▸ Work to do
The data below must be copied in full and without any change.

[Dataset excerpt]
....
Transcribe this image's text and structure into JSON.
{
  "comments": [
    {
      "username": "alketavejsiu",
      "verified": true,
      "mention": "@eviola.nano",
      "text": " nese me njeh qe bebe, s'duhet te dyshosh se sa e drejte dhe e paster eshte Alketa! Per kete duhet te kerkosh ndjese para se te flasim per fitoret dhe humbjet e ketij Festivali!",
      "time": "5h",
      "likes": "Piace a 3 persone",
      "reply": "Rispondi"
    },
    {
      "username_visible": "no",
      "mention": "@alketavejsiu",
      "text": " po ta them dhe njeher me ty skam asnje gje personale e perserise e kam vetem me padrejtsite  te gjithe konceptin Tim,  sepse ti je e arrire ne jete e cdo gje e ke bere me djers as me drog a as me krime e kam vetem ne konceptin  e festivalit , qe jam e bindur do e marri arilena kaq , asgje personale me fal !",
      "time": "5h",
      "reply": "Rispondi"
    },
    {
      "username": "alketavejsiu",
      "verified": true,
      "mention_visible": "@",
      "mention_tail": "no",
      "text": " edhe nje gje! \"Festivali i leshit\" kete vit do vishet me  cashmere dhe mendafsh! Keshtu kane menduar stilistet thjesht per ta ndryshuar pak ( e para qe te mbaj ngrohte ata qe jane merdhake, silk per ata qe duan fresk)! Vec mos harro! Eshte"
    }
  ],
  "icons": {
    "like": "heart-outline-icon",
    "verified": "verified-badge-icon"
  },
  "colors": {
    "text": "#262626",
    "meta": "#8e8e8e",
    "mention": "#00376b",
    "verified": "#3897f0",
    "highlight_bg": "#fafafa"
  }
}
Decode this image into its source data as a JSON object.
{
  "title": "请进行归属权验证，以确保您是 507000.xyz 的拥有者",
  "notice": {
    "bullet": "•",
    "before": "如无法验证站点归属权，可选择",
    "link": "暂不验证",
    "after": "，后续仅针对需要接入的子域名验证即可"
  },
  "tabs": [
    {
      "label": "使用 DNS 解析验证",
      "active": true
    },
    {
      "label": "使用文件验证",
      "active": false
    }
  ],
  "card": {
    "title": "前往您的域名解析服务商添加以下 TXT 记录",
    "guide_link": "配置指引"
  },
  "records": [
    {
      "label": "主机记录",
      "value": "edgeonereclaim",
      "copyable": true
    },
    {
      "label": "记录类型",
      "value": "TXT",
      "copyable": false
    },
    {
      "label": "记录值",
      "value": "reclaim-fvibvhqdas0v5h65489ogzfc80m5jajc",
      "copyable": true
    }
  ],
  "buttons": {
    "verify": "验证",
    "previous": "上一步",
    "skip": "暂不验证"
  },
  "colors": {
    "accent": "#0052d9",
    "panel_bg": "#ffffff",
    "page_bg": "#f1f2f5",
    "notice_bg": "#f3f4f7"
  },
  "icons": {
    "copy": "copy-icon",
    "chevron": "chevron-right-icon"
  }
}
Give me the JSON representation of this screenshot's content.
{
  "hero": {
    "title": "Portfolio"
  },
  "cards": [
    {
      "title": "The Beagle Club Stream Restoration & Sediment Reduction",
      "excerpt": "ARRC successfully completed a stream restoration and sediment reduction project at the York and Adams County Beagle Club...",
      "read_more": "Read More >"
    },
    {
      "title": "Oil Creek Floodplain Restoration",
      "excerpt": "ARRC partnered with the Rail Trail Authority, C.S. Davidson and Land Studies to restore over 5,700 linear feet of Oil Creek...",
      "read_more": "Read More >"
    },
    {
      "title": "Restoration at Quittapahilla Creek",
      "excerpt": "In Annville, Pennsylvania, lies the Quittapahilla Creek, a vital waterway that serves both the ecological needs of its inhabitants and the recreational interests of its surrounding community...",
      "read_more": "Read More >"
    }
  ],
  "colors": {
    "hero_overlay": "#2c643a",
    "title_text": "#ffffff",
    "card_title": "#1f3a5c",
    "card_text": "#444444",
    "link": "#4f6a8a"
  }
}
....
▸ Reply to the task
Transcribe this image's text and structure into JSON.
{
  "comments": [
    {
      "username": "alketavejsiu",
      "verified": true,
      "mention": "@eviola.nano",
      "text": " nese me njeh qe bebe, s'duhet te dyshosh se sa e drejte dhe e paster eshte Alketa! Per kete duhet te kerkosh ndjese para se te flasim per fitoret dhe humbjet e ketij Festivali!",
      "time": "5h",
      "likes": "Piace a 3 persone",
      "reply": "Rispondi"
    },
    {
      "username_visible": "no",
      "mention": "@alketavejsiu",
      "text": " po ta them dhe njeher me ty skam asnje gje personale e perserise e kam vetem me padrejtsite  te gjithe konceptin Tim,  sepse ti je e arrire ne jete e cdo gje e ke bere me djers as me drog a as me krime e kam vetem ne konceptin  e festivalit , qe jam e bindur do e marri arilena kaq , asgje personale me fal !",
      "time": "5h",
      "reply": "Rispondi"
    },
    {
      "username": "alketavejsiu",
      "verified": true,
      "mention_visible": "@",
      "mention_tail": "no",
      "text": " edhe nje gje! \"Festivali i leshit\" kete vit do vishet me  cashmere dhe mendafsh! Keshtu kane menduar stilistet thjesht per ta ndryshuar pak ( e para qe te mbaj ngrohte ata qe jane merdhake, silk per ata qe duan fresk)! Vec mos harro! Eshte"
    }
  ],
  "icons": {
    "like": "heart-outline-icon",
    "verified": "verified-badge-icon"
  },
  "colors": {
    "text": "#262626",
    "meta": "#8e8e8e",
    "mention": "#00376b",
    "verified": "#3897f0",
    "highlight_bg": "#fafafa"
  }
}
Decode this image into its source data as a JSON object.
{
  "title": "请进行归属权验证，以确保您是 507000.xyz 的拥有者",
  "notice": {
    "bullet": "•",
    "before": "如无法验证站点归属权，可选择",
    "link": "暂不验证",
    "after": "，后续仅针对需要接入的子域名验证即可"
  },
  "tabs": [
    {
      "label": "使用 DNS 解析验证",
      "active": true
    },
    {
      "label": "使用文件验证",
      "active": false
    }
  ],
  "card": {
    "title": "前往您的域名解析服务商添加以下 TXT 记录",
    "guide_link": "配置指引"
  },
  "records": [
    {
      "label": "主机记录",
      "value": "edgeonereclaim",
      "copyable": true
    },
    {
      "label": "记录类型",
      "value": "TXT",
      "copyable": false
    },
    {
      "label": "记录值",
      "value": "reclaim-fvibvhqdas0v5h65489ogzfc80m5jajc",
      "copyable": true
    }
  ],
  "buttons": {
    "verify": "验证",
    "previous": "上一步",
    "skip": "暂不验证"
  },
  "colors": {
    "accent": "#0052d9",
    "panel_bg": "#ffffff",
    "page_bg": "#f1f2f5",
    "notice_bg": "#f3f4f7"
  },
  "icons": {
    "copy": "copy-icon",
    "chevron": "chevron-right-icon"
  }
}
Give me the JSON representation of this screenshot's content.
{
  "hero": {
    "title": "Portfolio"
  },
  "cards": [
    {
      "title": "The Beagle Club Stream Restoration & Sediment Reduction",
      "excerpt": "ARRC successfully completed a stream restoration and sediment reduction project at the York and Adams County Beagle Club...",
      "read_more": "Read More >"
    },
    {
      "title": "Oil Creek Floodplain Restoration",
      "excerpt": "ARRC partnered with the Rail Trail Authority, C.S. Davidson and Land Studies to restore over 5,700 linear feet of Oil Creek...",
      "read_more": "Read More >"
    },
    {
      "title": "Restoration at Quittapahilla Creek",
      "excerpt": "In Annville, Pennsylvania, lies the Quittapahilla Creek, a vital waterway that serves both the ecological needs of its inhabitants and the recreational interests of its surrounding community...",
      "read_more": "Read More >"
    }
  ],
  "colors": {
    "hero_overlay": "#2c643a",
    "title_text": "#ffffff",
    "card_title": "#1f3a5c",
    "card_text": "#444444",
    "link": "#4f6a8a"
  }
}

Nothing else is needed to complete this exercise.